→ Exercise prompt: Go through the entries one line at a time, and gather every line that has the word "battery".

→ Items:
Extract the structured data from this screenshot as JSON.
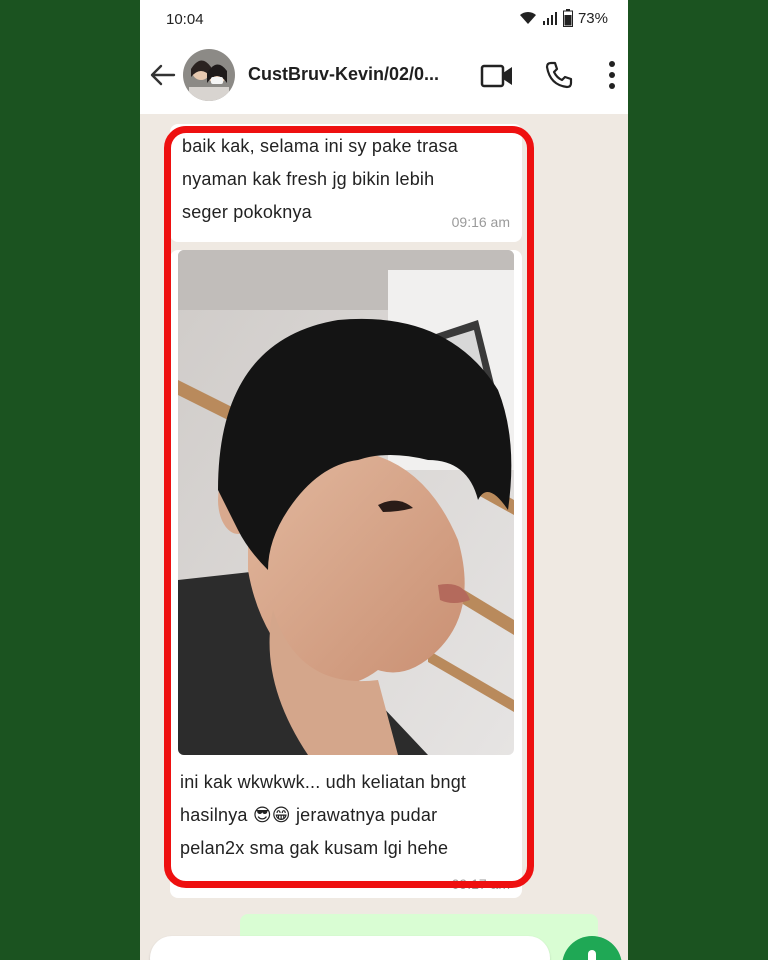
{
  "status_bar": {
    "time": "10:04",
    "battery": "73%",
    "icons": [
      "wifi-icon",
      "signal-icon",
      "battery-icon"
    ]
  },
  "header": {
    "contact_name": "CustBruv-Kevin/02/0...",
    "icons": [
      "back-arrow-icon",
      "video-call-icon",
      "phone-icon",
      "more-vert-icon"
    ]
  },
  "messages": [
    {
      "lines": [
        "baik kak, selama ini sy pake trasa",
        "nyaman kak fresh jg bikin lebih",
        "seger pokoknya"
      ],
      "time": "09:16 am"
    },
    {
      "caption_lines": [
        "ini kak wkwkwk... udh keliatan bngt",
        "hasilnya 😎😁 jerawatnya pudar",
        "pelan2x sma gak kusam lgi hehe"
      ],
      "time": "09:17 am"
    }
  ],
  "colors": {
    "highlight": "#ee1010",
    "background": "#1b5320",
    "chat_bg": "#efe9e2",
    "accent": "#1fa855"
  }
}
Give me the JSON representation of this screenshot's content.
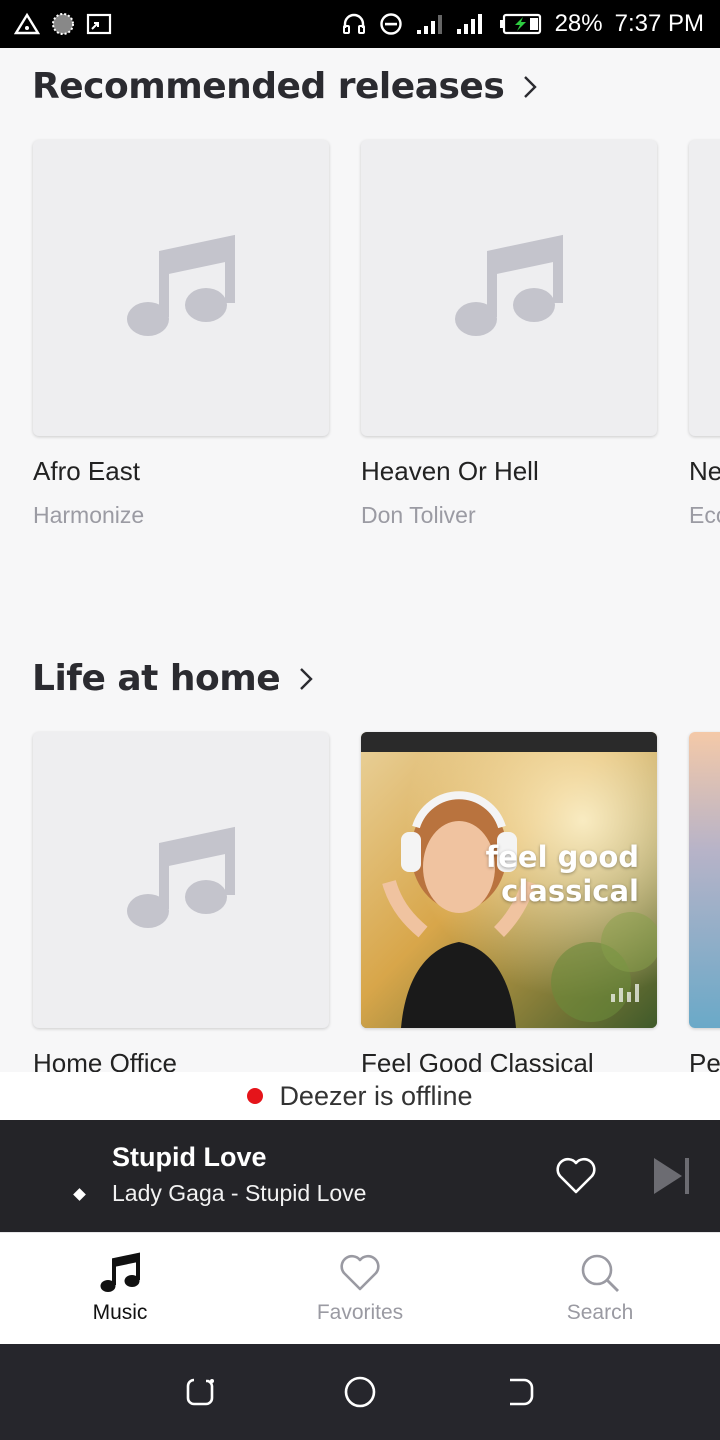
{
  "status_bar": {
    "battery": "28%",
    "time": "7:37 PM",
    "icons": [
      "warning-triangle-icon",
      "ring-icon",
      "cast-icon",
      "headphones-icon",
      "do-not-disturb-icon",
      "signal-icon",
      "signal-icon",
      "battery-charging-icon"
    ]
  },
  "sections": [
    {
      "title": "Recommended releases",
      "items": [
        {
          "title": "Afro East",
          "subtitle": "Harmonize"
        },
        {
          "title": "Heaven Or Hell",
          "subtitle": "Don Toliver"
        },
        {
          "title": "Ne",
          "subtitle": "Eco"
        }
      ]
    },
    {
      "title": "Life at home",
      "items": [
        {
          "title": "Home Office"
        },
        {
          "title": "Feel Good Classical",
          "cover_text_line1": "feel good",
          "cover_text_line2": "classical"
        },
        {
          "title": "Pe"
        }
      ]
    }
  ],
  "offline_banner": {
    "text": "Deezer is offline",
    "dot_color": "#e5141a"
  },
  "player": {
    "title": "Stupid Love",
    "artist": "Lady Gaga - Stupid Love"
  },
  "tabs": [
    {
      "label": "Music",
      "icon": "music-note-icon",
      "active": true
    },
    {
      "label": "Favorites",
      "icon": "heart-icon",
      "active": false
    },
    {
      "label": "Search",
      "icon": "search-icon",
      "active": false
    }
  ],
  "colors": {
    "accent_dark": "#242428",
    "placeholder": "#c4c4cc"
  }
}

→ Task output:
    "battery": "73%",
      "battery-icon"
    "battery": "28%",
      "battery-charging-icon"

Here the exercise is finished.